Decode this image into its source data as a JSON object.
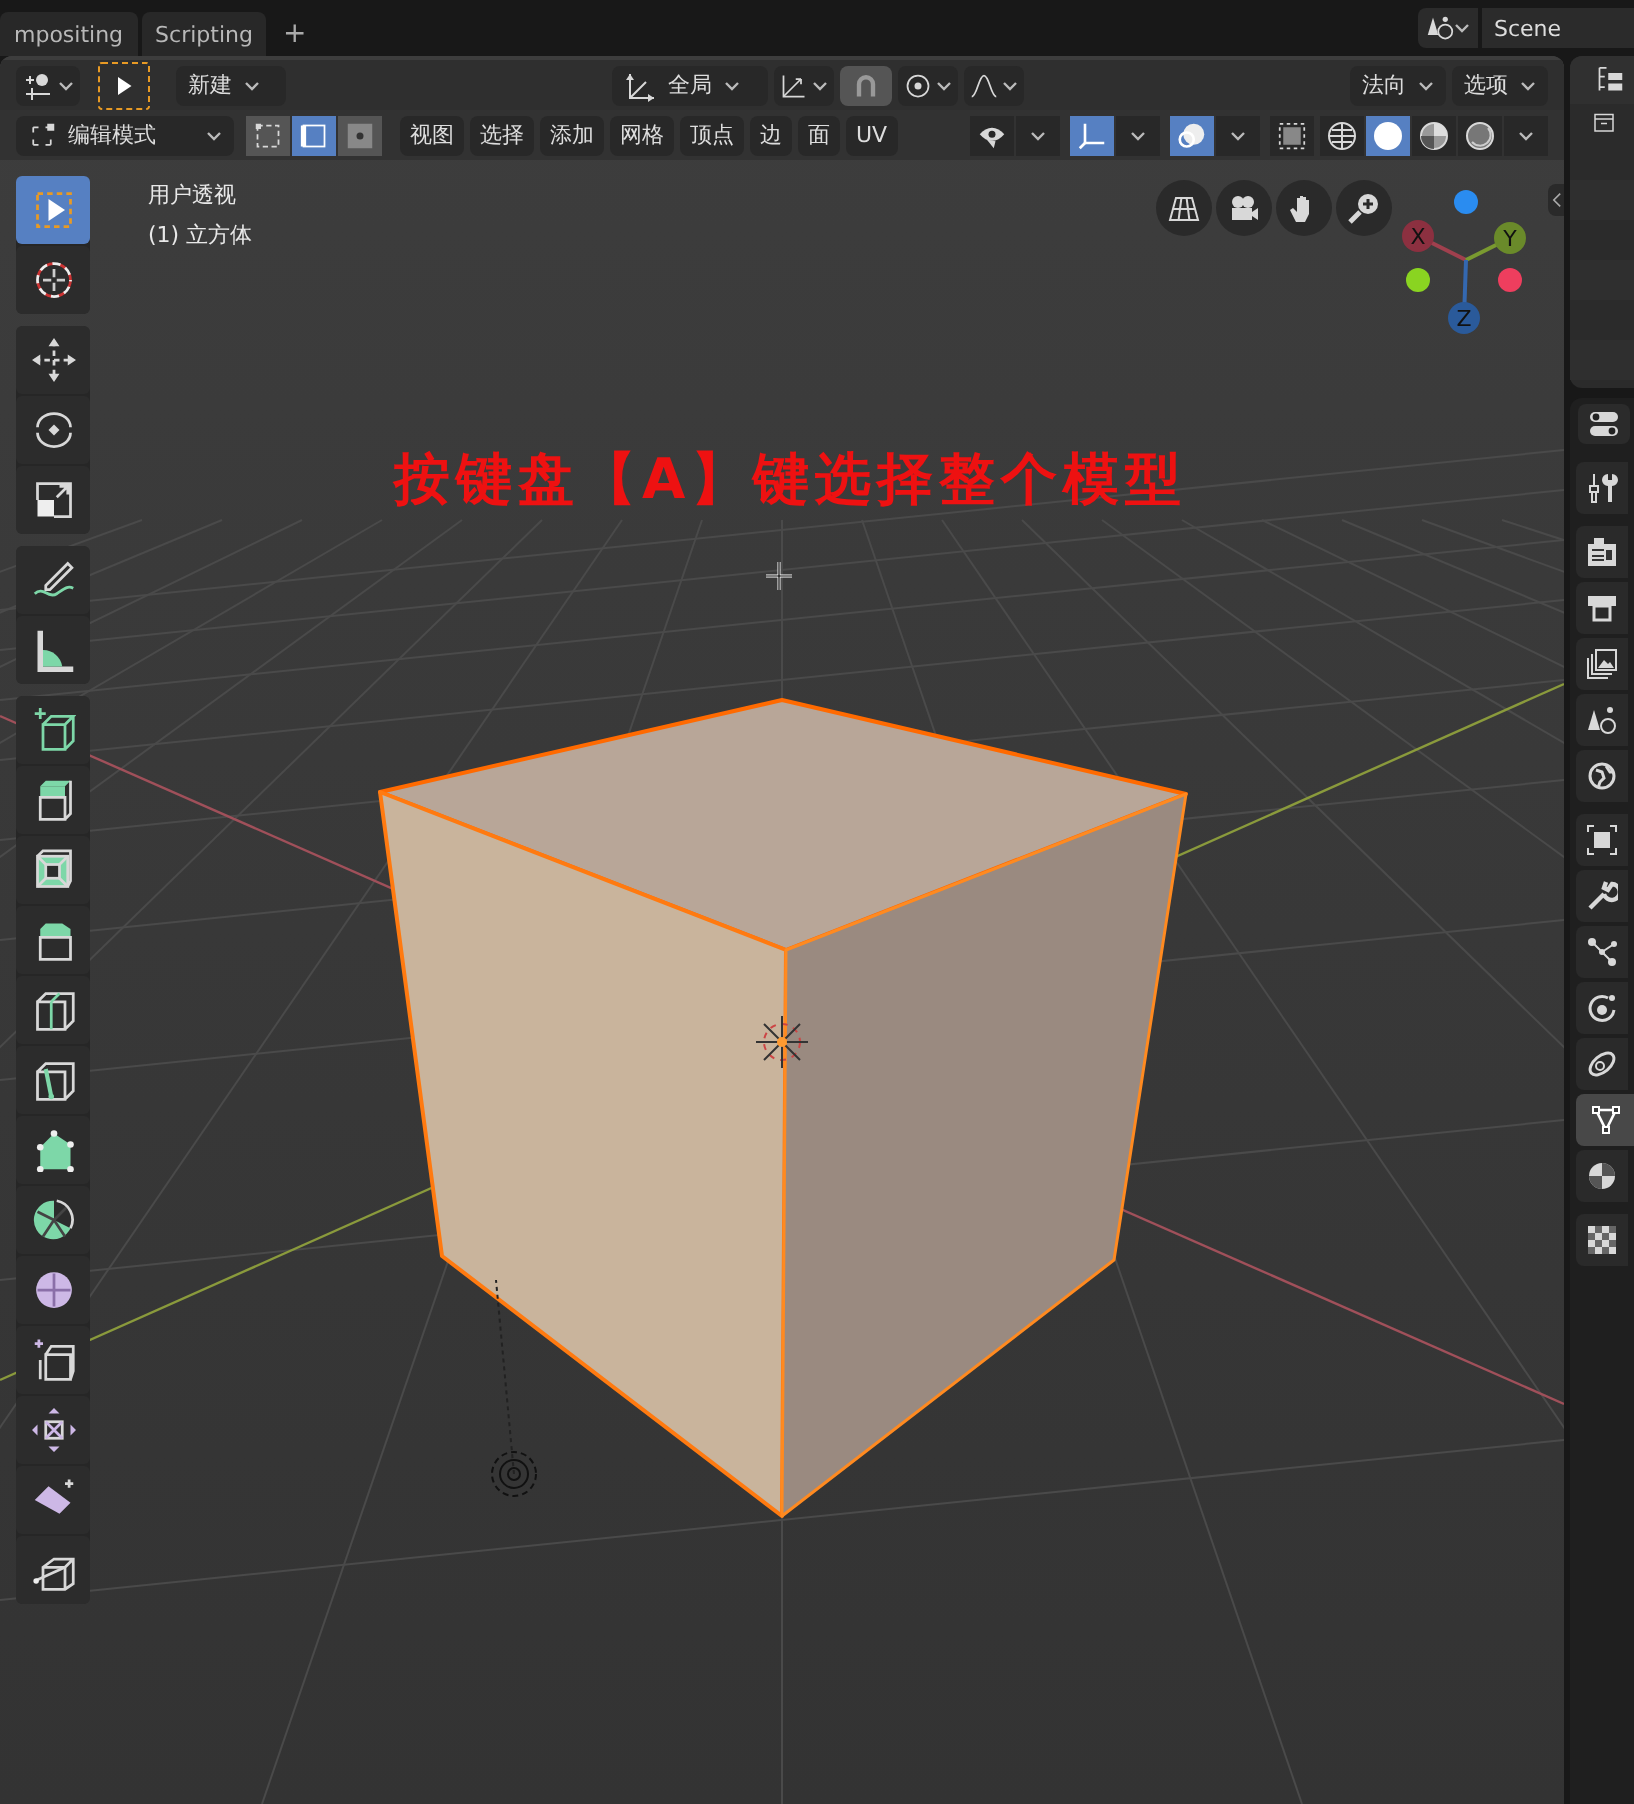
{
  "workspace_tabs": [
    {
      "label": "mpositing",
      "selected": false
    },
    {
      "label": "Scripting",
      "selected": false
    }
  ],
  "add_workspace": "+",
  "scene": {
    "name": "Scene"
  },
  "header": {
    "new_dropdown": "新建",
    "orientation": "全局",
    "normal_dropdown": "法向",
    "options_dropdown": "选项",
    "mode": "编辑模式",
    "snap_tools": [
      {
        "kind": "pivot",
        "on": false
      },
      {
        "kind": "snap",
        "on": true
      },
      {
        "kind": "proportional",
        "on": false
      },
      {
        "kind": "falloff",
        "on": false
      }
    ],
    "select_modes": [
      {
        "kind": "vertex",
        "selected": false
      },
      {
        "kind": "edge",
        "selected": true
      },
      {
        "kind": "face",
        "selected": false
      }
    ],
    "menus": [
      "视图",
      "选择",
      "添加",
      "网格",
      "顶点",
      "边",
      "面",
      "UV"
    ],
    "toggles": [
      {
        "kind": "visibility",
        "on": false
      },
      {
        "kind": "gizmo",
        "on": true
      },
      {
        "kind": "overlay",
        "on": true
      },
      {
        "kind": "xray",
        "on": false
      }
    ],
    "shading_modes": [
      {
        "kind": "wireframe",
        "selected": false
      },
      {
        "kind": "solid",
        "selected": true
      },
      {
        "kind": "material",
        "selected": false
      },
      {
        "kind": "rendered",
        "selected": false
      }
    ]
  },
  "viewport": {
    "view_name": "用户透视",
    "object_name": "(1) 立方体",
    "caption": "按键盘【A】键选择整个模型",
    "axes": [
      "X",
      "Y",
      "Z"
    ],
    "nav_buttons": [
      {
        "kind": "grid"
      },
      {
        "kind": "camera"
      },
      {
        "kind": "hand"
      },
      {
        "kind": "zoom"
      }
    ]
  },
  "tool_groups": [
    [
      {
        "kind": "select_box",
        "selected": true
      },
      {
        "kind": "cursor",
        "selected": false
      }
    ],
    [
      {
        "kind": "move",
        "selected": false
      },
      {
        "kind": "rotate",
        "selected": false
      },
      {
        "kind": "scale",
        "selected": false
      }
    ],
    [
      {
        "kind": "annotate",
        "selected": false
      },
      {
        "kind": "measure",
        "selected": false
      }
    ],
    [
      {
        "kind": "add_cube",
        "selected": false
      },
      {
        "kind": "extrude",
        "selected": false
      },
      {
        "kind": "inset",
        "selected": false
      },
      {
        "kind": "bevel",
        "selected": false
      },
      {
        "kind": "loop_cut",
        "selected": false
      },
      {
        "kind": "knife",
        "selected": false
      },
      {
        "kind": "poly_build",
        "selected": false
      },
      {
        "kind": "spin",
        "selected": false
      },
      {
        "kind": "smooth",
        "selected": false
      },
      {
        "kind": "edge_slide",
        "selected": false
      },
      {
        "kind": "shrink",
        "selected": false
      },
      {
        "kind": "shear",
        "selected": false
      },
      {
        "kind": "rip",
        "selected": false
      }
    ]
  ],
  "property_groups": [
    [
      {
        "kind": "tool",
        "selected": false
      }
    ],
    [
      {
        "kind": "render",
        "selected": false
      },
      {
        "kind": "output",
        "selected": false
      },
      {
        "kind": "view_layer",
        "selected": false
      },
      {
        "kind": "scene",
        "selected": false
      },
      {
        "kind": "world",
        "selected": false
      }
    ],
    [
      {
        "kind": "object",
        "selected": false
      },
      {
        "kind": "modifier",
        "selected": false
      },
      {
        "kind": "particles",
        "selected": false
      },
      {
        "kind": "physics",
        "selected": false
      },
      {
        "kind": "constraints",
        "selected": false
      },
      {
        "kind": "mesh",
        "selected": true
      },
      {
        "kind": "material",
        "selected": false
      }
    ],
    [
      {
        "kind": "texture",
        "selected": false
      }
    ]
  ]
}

::::::::::

Instructions to follow: Omitting all images, retype each line of the records precisely.

Problem solution:
Decode this image into its source data as a JSON object.
{
  "workspace_tabs": [
    {
      "label": "mpositing",
      "selected": false
    },
    {
      "label": "Scripting",
      "selected": false
    }
  ],
  "add_workspace": "+",
  "scene": {
    "name": "Scene"
  },
  "header": {
    "new_dropdown": "新建",
    "orientation": "全局",
    "normal_dropdown": "法向",
    "options_dropdown": "选项",
    "mode": "编辑模式",
    "snap_tools": [
      {
        "kind": "pivot",
        "on": false
      },
      {
        "kind": "snap",
        "on": true
      },
      {
        "kind": "proportional",
        "on": false
      },
      {
        "kind": "falloff",
        "on": false
      }
    ],
    "select_modes": [
      {
        "kind": "vertex",
        "selected": false
      },
      {
        "kind": "edge",
        "selected": true
      },
      {
        "kind": "face",
        "selected": false
      }
    ],
    "menus": [
      "视图",
      "选择",
      "添加",
      "网格",
      "顶点",
      "边",
      "面",
      "UV"
    ],
    "toggles": [
      {
        "kind": "visibility",
        "on": false
      },
      {
        "kind": "gizmo",
        "on": true
      },
      {
        "kind": "overlay",
        "on": true
      },
      {
        "kind": "xray",
        "on": false
      }
    ],
    "shading_modes": [
      {
        "kind": "wireframe",
        "selected": false
      },
      {
        "kind": "solid",
        "selected": true
      },
      {
        "kind": "material",
        "selected": false
      },
      {
        "kind": "rendered",
        "selected": false
      }
    ]
  },
  "viewport": {
    "view_name": "用户透视",
    "object_name": "(1) 立方体",
    "caption": "按键盘【A】键选择整个模型",
    "axes": [
      "X",
      "Y",
      "Z"
    ],
    "nav_buttons": [
      {
        "kind": "grid"
      },
      {
        "kind": "camera"
      },
      {
        "kind": "hand"
      },
      {
        "kind": "zoom"
      }
    ]
  },
  "tool_groups": [
    [
      {
        "kind": "select_box",
        "selected": true
      },
      {
        "kind": "cursor",
        "selected": false
      }
    ],
    [
      {
        "kind": "move",
        "selected": false
      },
      {
        "kind": "rotate",
        "selected": false
      },
      {
        "kind": "scale",
        "selected": false
      }
    ],
    [
      {
        "kind": "annotate",
        "selected": false
      },
      {
        "kind": "measure",
        "selected": false
      }
    ],
    [
      {
        "kind": "add_cube",
        "selected": false
      },
      {
        "kind": "extrude",
        "selected": false
      },
      {
        "kind": "inset",
        "selected": false
      },
      {
        "kind": "bevel",
        "selected": false
      },
      {
        "kind": "loop_cut",
        "selected": false
      },
      {
        "kind": "knife",
        "selected": false
      },
      {
        "kind": "poly_build",
        "selected": false
      },
      {
        "kind": "spin",
        "selected": false
      },
      {
        "kind": "smooth",
        "selected": false
      },
      {
        "kind": "edge_slide",
        "selected": false
      },
      {
        "kind": "shrink",
        "selected": false
      },
      {
        "kind": "shear",
        "selected": false
      },
      {
        "kind": "rip",
        "selected": false
      }
    ]
  ],
  "property_groups": [
    [
      {
        "kind": "tool",
        "selected": false
      }
    ],
    [
      {
        "kind": "render",
        "selected": false
      },
      {
        "kind": "output",
        "selected": false
      },
      {
        "kind": "view_layer",
        "selected": false
      },
      {
        "kind": "scene",
        "selected": false
      },
      {
        "kind": "world",
        "selected": false
      }
    ],
    [
      {
        "kind": "object",
        "selected": false
      },
      {
        "kind": "modifier",
        "selected": false
      },
      {
        "kind": "particles",
        "selected": false
      },
      {
        "kind": "physics",
        "selected": false
      },
      {
        "kind": "constraints",
        "selected": false
      },
      {
        "kind": "mesh",
        "selected": true
      },
      {
        "kind": "material",
        "selected": false
      }
    ],
    [
      {
        "kind": "texture",
        "selected": false
      }
    ]
  ]
}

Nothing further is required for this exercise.